--- Data in this exercise ---

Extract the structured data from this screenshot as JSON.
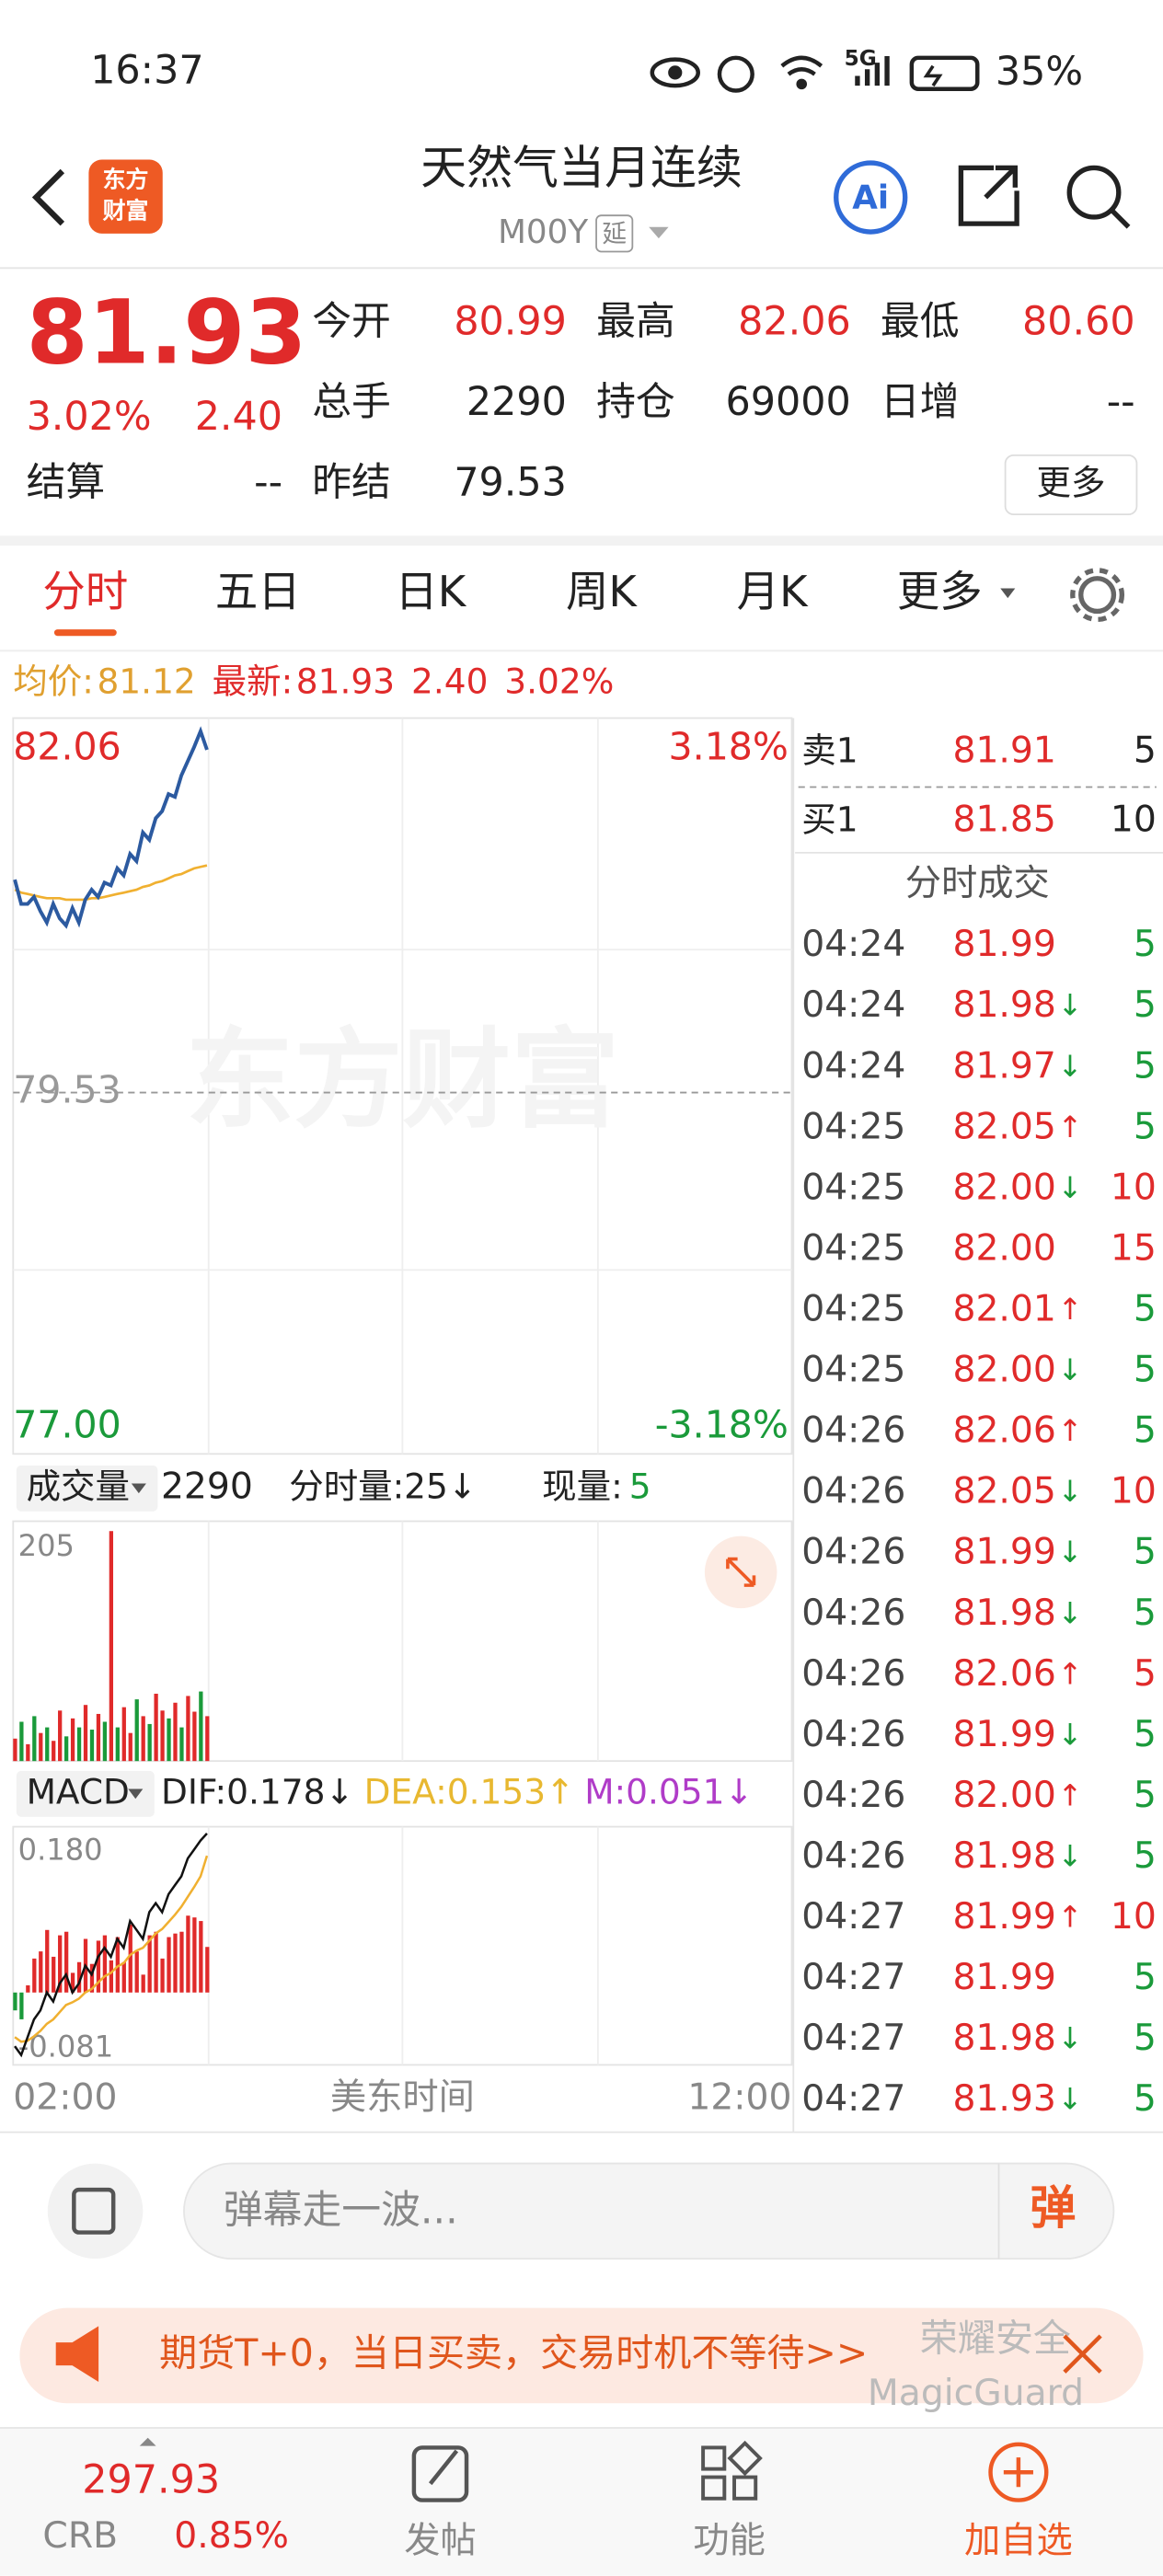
{
  "status_bar": {
    "time": "16:37",
    "network": "5G",
    "battery": "35%"
  },
  "header": {
    "logo": [
      "东方",
      "财富"
    ],
    "title": "天然气当月连续",
    "code": "M00Y",
    "badge": "延",
    "ai": "Ai"
  },
  "quote": {
    "price": "81.93",
    "change_pct": "3.02%",
    "change": "2.40",
    "rows": [
      [
        {
          "label": "今开",
          "value": "80.99",
          "color": "#e02a2a"
        },
        {
          "label": "最高",
          "value": "82.06",
          "color": "#e02a2a"
        },
        {
          "label": "最低",
          "value": "80.60",
          "color": "#e02a2a"
        }
      ],
      [
        {
          "label": "总手",
          "value": "2290"
        },
        {
          "label": "持仓",
          "value": "69000"
        },
        {
          "label": "日增",
          "value": "--"
        }
      ],
      [
        {
          "label": "结算",
          "value": "--"
        },
        {
          "label": "昨结",
          "value": "79.53"
        }
      ]
    ],
    "more": "更多"
  },
  "tabs": [
    "分时",
    "五日",
    "日K",
    "周K",
    "月K",
    "更多"
  ],
  "info_line": {
    "avg_label": "均价:",
    "avg": "81.12",
    "latest_label": "最新:",
    "latest": "81.93",
    "change": "2.40",
    "change_pct": "3.02%"
  },
  "price_chart": {
    "type": "line",
    "watermark": "东方财富",
    "ylim": [
      77,
      82.06
    ],
    "yticks": [
      82.06,
      79.53,
      {
        "value": 77,
        "label": "77.00"
      }
    ],
    "pct_labels": [
      "3.18%",
      "-3.18%"
    ],
    "price": [
      81.02,
      80.85,
      80.85,
      80.9,
      80.8,
      80.72,
      80.85,
      80.75,
      80.7,
      80.82,
      80.72,
      80.88,
      80.95,
      80.9,
      81.0,
      80.98,
      81.1,
      81.05,
      81.2,
      81.15,
      81.35,
      81.3,
      81.45,
      81.5,
      81.62,
      81.6,
      81.75,
      81.85,
      81.95,
      82.06,
      81.93
    ],
    "avg": [
      80.95,
      80.93,
      80.92,
      80.91,
      80.9,
      80.89,
      80.89,
      80.89,
      80.88,
      80.88,
      80.88,
      80.88,
      80.89,
      80.89,
      80.9,
      80.91,
      80.92,
      80.93,
      80.94,
      80.95,
      80.97,
      80.98,
      81.0,
      81.01,
      81.03,
      81.05,
      81.06,
      81.08,
      81.1,
      81.11,
      81.12
    ],
    "price_color": "#2c5aa0",
    "avg_color": "#f0b030"
  },
  "volume_chart": {
    "type": "bar",
    "label": "成交量",
    "total": "2290",
    "tick_label": "分时量:",
    "tick_volume": "25↓",
    "now_label": "现量:",
    "now": "5",
    "ylim": [
      0,
      205
    ],
    "yticks": [
      205
    ],
    "values": [
      20,
      35,
      15,
      40,
      25,
      30,
      18,
      45,
      22,
      38,
      30,
      50,
      28,
      42,
      35,
      205,
      30,
      48,
      25,
      55,
      40,
      33,
      60,
      45,
      38,
      52,
      30,
      58,
      44,
      62,
      40
    ],
    "colors": [
      "#e02a2a",
      "#1a9a3a",
      "#e02a2a",
      "#1a9a3a",
      "#e02a2a",
      "#1a9a3a",
      "#e02a2a",
      "#e02a2a",
      "#1a9a3a",
      "#e02a2a",
      "#1a9a3a",
      "#e02a2a",
      "#1a9a3a",
      "#e02a2a",
      "#1a9a3a",
      "#e02a2a",
      "#1a9a3a",
      "#e02a2a",
      "#e02a2a",
      "#1a9a3a",
      "#e02a2a",
      "#1a9a3a",
      "#e02a2a",
      "#e02a2a",
      "#1a9a3a",
      "#e02a2a",
      "#1a9a3a",
      "#e02a2a",
      "#e02a2a",
      "#1a9a3a",
      "#e02a2a"
    ]
  },
  "macd_chart": {
    "type": "macd",
    "label": "MACD",
    "dif": "DIF:0.178↓",
    "dea": "DEA:0.153↑",
    "m": "M:0.051↓",
    "ylim": [
      -0.081,
      0.18
    ],
    "yticks": [
      {
        "value": 0.18,
        "label": "0.180"
      },
      -0.081
    ],
    "dif_values": [
      -0.06,
      -0.07,
      -0.05,
      -0.03,
      -0.02,
      0.0,
      -0.01,
      0.01,
      0.02,
      0.0,
      0.01,
      0.03,
      0.02,
      0.04,
      0.05,
      0.04,
      0.06,
      0.05,
      0.08,
      0.07,
      0.06,
      0.09,
      0.1,
      0.09,
      0.11,
      0.12,
      0.13,
      0.15,
      0.16,
      0.17,
      0.178
    ],
    "dea_values": [
      -0.05,
      -0.055,
      -0.054,
      -0.049,
      -0.043,
      -0.035,
      -0.03,
      -0.022,
      -0.014,
      -0.011,
      -0.007,
      0.0,
      0.004,
      0.011,
      0.018,
      0.022,
      0.029,
      0.033,
      0.042,
      0.047,
      0.05,
      0.058,
      0.066,
      0.071,
      0.079,
      0.087,
      0.096,
      0.107,
      0.118,
      0.13,
      0.153
    ],
    "m_values": [
      -0.02,
      -0.03,
      0.008,
      0.038,
      0.046,
      0.07,
      0.04,
      0.064,
      0.068,
      0.022,
      0.034,
      0.06,
      0.032,
      0.058,
      0.064,
      0.036,
      0.062,
      0.034,
      0.076,
      0.046,
      0.02,
      0.064,
      0.068,
      0.038,
      0.062,
      0.066,
      0.068,
      0.086,
      0.084,
      0.08,
      0.051
    ],
    "dif_color": "#111111",
    "dea_color": "#f0b030"
  },
  "x_axis": [
    "02:00",
    "美东时间",
    "12:00"
  ],
  "order_book": [
    {
      "label": "卖1",
      "price": "81.91",
      "volume": "5"
    },
    {
      "label": "买1",
      "price": "81.85",
      "volume": "10"
    }
  ],
  "trades_title": "分时成交",
  "trades": [
    {
      "time": "04:24",
      "price": "81.99",
      "volume": "5",
      "color": "#1a9a3a"
    },
    {
      "time": "04:24",
      "price": "81.98",
      "arrow": "↓",
      "volume": "5",
      "color": "#1a9a3a"
    },
    {
      "time": "04:24",
      "price": "81.97",
      "arrow": "↓",
      "volume": "5",
      "color": "#1a9a3a"
    },
    {
      "time": "04:25",
      "price": "82.05",
      "arrow": "↑",
      "volume": "5",
      "color": "#1a9a3a"
    },
    {
      "time": "04:25",
      "price": "82.00",
      "arrow": "↓",
      "volume": "10",
      "color": "#e02a2a"
    },
    {
      "time": "04:25",
      "price": "82.00",
      "volume": "15",
      "color": "#e02a2a"
    },
    {
      "time": "04:25",
      "price": "82.01",
      "arrow": "↑",
      "volume": "5",
      "color": "#1a9a3a"
    },
    {
      "time": "04:25",
      "price": "82.00",
      "arrow": "↓",
      "volume": "5",
      "color": "#1a9a3a"
    },
    {
      "time": "04:26",
      "price": "82.06",
      "arrow": "↑",
      "volume": "5",
      "color": "#1a9a3a"
    },
    {
      "time": "04:26",
      "price": "82.05",
      "arrow": "↓",
      "volume": "10",
      "color": "#e02a2a"
    },
    {
      "time": "04:26",
      "price": "81.99",
      "arrow": "↓",
      "volume": "5",
      "color": "#1a9a3a"
    },
    {
      "time": "04:26",
      "price": "81.98",
      "arrow": "↓",
      "volume": "5",
      "color": "#1a9a3a"
    },
    {
      "time": "04:26",
      "price": "82.06",
      "arrow": "↑",
      "volume": "5",
      "color": "#e02a2a"
    },
    {
      "time": "04:26",
      "price": "81.99",
      "arrow": "↓",
      "volume": "5",
      "color": "#1a9a3a"
    },
    {
      "time": "04:26",
      "price": "82.00",
      "arrow": "↑",
      "volume": "5",
      "color": "#1a9a3a"
    },
    {
      "time": "04:26",
      "price": "81.98",
      "arrow": "↓",
      "volume": "5",
      "color": "#1a9a3a"
    },
    {
      "time": "04:27",
      "price": "81.99",
      "arrow": "↑",
      "volume": "10",
      "color": "#e02a2a"
    },
    {
      "time": "04:27",
      "price": "81.99",
      "volume": "5",
      "color": "#1a9a3a"
    },
    {
      "time": "04:27",
      "price": "81.98",
      "arrow": "↓",
      "volume": "5",
      "color": "#1a9a3a"
    },
    {
      "time": "04:27",
      "price": "81.93",
      "arrow": "↓",
      "volume": "5",
      "color": "#1a9a3a"
    }
  ],
  "comment": {
    "placeholder": "弹幕走一波...",
    "button": "弹"
  },
  "banner": "期货T+0，当日买卖，交易时机不等待>>",
  "overlay": [
    "荣耀安全",
    "MagicGuard"
  ],
  "bottom_nav": {
    "index_value": "297.93",
    "index_name": "CRB",
    "index_pct": "0.85%",
    "items": [
      "发帖",
      "功能",
      "加自选"
    ]
  }
}
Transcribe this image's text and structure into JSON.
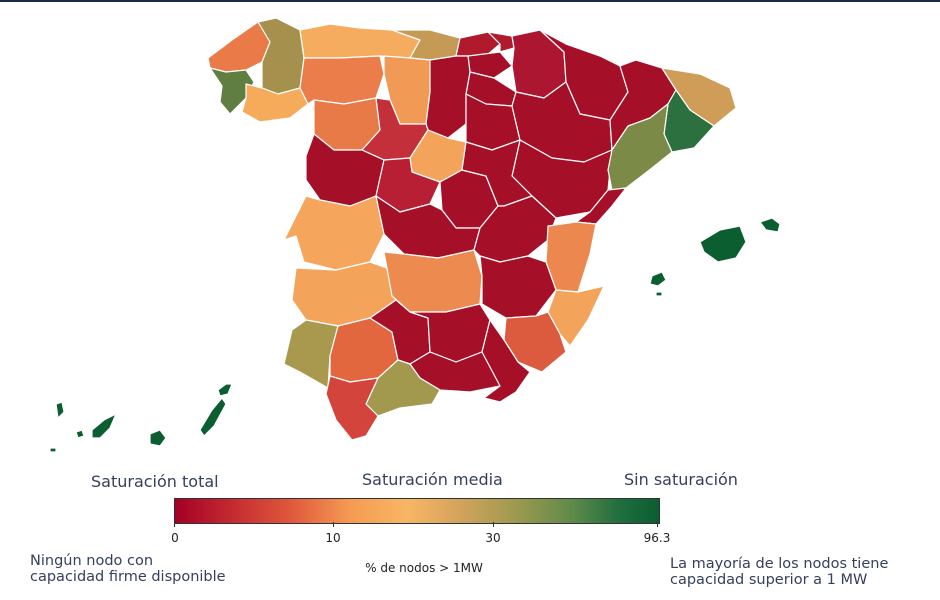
{
  "legend": {
    "label_left": "Saturación total",
    "label_center": "Saturación media",
    "label_right": "Sin saturación",
    "ticks": [
      "0",
      "10",
      "30",
      "96.3"
    ],
    "axis_title": "% de nodos > 1MW",
    "note_left": [
      "Ningún nodo con",
      "capacidad firme disponible"
    ],
    "note_right": [
      "La mayoría de los nodos tiene",
      "capacidad superior a 1 MW"
    ]
  },
  "colors": {
    "saturacion_total": "#a50026",
    "alta": "#c42b30",
    "media_alta": "#e0583c",
    "media": "#f59a52",
    "media_baja": "#c9a05a",
    "baja": "#9f9a50",
    "sin_saturacion": "#0a5e30"
  }
}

---

To be done:
Your output should consist solely of the lines from the line containing "Transcribe this image's" through the last line of the entries, verbatim, minus any pictures.

Right answer:
Transcribe this image's text and structure into JSON.
{
  "legend": {
    "label_left": "Saturación total",
    "label_center": "Saturación media",
    "label_right": "Sin saturación",
    "ticks": [
      "0",
      "10",
      "30",
      "96.3"
    ],
    "axis_title": "% de nodos > 1MW",
    "note_left": [
      "Ningún nodo con",
      "capacidad firme disponible"
    ],
    "note_right": [
      "La mayoría de los nodos tiene",
      "capacidad superior a 1 MW"
    ]
  },
  "colors": {
    "saturacion_total": "#a50026",
    "alta": "#c42b30",
    "media_alta": "#e0583c",
    "media": "#f59a52",
    "media_baja": "#c9a05a",
    "baja": "#9f9a50",
    "sin_saturacion": "#0a5e30"
  }
}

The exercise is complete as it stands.